- Do this
Work out how many lines of the material below mention the word "slope"; reply with the number only.
* start Stored data *
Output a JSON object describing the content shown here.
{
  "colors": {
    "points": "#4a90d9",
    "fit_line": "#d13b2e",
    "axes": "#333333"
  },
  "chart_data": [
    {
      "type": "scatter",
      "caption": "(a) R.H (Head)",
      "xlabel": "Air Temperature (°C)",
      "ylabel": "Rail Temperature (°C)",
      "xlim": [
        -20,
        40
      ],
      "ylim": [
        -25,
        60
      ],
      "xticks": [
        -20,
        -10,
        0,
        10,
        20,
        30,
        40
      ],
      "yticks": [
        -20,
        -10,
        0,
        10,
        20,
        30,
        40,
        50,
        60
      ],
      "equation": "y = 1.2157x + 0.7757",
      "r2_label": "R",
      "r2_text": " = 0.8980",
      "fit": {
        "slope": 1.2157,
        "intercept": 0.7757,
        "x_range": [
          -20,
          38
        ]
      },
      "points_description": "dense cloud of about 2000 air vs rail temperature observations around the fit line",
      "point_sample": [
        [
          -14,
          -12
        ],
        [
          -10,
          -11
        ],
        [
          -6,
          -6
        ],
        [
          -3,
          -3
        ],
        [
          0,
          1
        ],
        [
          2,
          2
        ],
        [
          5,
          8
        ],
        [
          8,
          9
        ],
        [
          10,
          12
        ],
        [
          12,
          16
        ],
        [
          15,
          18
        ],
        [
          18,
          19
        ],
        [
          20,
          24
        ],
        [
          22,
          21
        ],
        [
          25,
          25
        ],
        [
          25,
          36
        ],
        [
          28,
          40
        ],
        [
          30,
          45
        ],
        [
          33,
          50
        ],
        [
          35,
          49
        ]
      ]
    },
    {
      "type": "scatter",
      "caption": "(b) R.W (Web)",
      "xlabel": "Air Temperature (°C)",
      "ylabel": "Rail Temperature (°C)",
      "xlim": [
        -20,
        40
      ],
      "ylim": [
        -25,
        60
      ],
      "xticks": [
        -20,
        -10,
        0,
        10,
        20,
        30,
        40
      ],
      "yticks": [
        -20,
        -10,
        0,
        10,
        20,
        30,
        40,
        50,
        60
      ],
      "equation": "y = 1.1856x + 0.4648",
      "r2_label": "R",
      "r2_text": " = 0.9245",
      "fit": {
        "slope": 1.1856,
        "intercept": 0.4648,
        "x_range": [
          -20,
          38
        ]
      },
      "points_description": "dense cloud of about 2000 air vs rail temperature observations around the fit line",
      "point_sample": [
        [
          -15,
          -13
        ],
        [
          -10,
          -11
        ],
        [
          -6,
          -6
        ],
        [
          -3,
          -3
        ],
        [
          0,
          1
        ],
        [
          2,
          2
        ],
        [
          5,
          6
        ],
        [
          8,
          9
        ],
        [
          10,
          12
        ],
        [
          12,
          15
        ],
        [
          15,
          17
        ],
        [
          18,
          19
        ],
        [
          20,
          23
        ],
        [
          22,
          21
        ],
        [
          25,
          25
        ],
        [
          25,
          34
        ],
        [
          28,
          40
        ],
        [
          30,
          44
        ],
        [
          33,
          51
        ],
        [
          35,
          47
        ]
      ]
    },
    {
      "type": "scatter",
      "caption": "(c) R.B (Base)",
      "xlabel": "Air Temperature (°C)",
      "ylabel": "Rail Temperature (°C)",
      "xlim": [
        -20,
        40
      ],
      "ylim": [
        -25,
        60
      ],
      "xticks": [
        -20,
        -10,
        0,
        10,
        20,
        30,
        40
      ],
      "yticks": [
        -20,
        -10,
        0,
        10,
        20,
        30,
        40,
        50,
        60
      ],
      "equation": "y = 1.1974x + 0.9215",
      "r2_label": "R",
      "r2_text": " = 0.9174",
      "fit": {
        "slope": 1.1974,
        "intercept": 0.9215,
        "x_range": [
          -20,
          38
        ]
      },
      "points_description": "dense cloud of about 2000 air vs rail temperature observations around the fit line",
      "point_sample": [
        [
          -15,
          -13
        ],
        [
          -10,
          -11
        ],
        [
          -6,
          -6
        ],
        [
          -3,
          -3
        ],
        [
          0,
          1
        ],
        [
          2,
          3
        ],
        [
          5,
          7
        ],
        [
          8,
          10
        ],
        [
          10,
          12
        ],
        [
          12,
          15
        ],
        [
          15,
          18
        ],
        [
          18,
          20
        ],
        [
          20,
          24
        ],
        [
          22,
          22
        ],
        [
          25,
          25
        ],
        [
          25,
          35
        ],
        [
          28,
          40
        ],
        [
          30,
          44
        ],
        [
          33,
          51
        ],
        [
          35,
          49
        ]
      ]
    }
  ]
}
* end Stored data *
- Output of the exercise
3